▸ Your task: Take each line containing the word "What" and copy it.

+-------+

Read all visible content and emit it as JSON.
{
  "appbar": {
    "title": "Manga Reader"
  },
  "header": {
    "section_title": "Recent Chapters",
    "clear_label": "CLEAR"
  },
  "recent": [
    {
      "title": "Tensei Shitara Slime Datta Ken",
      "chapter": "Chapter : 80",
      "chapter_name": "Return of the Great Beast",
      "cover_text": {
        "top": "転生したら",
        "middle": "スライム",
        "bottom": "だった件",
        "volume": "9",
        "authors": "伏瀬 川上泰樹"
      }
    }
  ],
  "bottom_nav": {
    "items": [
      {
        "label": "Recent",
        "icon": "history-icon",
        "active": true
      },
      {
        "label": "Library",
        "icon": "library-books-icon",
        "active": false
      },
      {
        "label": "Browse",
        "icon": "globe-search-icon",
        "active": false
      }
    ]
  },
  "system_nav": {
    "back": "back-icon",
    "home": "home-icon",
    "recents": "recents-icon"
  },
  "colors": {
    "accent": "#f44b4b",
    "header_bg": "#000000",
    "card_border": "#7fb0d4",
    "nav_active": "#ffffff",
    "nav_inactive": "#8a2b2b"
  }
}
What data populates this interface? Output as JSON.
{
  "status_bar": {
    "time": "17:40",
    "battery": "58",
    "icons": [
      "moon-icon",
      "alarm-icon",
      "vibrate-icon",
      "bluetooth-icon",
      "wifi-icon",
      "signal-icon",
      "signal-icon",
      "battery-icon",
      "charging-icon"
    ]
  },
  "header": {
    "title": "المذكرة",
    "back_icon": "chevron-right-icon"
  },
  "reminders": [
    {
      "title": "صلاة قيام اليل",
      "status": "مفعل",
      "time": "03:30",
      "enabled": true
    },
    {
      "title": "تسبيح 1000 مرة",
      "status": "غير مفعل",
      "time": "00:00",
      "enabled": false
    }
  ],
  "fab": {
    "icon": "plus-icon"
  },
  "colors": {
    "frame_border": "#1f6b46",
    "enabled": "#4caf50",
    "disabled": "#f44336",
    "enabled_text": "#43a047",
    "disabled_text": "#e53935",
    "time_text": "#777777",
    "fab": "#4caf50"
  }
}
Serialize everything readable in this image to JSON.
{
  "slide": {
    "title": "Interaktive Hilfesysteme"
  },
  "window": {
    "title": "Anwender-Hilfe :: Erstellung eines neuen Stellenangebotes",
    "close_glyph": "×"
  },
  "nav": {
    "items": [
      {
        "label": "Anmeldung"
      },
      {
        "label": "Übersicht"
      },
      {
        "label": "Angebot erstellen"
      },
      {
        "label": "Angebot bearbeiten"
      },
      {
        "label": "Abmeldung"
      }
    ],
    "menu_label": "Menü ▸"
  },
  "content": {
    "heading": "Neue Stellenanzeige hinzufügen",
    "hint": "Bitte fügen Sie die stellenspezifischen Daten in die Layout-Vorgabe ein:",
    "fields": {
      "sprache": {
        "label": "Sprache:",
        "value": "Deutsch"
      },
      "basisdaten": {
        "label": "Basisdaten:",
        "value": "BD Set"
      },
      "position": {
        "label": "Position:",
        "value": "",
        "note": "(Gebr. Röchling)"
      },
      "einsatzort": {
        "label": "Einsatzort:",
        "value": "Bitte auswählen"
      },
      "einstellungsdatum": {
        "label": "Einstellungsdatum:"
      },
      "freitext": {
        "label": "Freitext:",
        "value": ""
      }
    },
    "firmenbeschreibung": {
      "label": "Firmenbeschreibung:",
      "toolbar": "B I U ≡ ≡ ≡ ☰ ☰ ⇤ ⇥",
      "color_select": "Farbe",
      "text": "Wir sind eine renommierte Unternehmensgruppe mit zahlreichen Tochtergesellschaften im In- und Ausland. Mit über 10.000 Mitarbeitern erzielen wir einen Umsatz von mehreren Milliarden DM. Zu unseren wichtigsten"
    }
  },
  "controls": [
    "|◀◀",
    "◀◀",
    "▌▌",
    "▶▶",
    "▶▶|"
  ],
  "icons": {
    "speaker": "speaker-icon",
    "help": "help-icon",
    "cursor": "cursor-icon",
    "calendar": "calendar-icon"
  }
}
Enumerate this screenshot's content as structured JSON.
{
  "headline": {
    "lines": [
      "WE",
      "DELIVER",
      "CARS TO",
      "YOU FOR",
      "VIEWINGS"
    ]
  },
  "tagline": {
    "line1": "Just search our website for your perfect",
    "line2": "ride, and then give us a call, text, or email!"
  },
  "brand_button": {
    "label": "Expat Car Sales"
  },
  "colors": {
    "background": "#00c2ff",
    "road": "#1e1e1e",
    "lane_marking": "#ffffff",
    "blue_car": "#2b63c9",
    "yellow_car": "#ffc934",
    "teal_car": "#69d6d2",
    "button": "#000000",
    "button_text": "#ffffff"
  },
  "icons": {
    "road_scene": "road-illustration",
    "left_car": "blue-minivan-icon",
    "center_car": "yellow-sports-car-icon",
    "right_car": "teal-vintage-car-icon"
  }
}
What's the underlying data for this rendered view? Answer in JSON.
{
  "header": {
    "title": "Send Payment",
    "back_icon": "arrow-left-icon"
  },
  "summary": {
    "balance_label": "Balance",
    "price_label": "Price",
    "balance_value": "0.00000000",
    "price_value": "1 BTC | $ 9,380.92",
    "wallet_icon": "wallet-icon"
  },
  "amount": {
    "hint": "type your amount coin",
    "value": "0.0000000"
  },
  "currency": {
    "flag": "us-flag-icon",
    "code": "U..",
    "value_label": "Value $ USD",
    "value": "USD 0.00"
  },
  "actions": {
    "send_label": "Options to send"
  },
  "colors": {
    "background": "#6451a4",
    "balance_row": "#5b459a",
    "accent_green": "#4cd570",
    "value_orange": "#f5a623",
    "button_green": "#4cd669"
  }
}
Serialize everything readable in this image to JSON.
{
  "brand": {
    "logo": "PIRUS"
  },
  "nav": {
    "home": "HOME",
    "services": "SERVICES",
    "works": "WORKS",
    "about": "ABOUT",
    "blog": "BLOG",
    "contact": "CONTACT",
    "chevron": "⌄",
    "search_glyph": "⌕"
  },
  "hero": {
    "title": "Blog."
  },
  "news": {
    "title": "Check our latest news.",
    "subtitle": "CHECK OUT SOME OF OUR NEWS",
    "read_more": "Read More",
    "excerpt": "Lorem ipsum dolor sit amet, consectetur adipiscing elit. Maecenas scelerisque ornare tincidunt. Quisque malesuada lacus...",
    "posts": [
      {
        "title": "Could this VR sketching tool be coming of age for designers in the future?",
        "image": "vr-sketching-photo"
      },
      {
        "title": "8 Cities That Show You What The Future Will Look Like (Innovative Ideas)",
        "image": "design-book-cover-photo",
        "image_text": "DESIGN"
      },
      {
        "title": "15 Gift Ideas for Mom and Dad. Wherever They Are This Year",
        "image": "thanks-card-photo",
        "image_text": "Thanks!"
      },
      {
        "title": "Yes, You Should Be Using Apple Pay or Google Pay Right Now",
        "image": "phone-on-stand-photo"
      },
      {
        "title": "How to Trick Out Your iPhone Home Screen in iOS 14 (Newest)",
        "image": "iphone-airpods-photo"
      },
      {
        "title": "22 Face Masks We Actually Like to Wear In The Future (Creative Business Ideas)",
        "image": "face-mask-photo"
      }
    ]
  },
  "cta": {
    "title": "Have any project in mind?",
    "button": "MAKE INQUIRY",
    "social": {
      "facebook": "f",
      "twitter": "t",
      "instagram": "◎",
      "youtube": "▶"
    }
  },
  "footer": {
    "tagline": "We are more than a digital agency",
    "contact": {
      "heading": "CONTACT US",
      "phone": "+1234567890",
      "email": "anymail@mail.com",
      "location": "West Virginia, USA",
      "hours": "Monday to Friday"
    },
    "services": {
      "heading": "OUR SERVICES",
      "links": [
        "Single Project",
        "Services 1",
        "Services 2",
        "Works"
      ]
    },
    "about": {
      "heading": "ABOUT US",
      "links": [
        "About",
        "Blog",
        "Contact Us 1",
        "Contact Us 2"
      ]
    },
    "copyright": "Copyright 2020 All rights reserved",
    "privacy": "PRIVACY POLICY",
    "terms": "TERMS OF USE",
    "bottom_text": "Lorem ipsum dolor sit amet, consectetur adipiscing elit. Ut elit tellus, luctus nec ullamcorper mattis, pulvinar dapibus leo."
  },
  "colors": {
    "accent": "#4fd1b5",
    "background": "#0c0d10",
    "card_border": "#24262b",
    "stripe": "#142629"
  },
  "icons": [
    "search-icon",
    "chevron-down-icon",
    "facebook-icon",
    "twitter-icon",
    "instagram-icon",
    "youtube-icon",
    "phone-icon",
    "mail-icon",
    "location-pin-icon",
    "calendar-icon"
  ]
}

+-------+

▸ Worked answer:
What data populates this interface? Output as JSON.
What's the underlying data for this rendered view? Answer in JSON.
        "title": "8 Cities That Show You What The Future Will Look Like (Innovative Ideas)",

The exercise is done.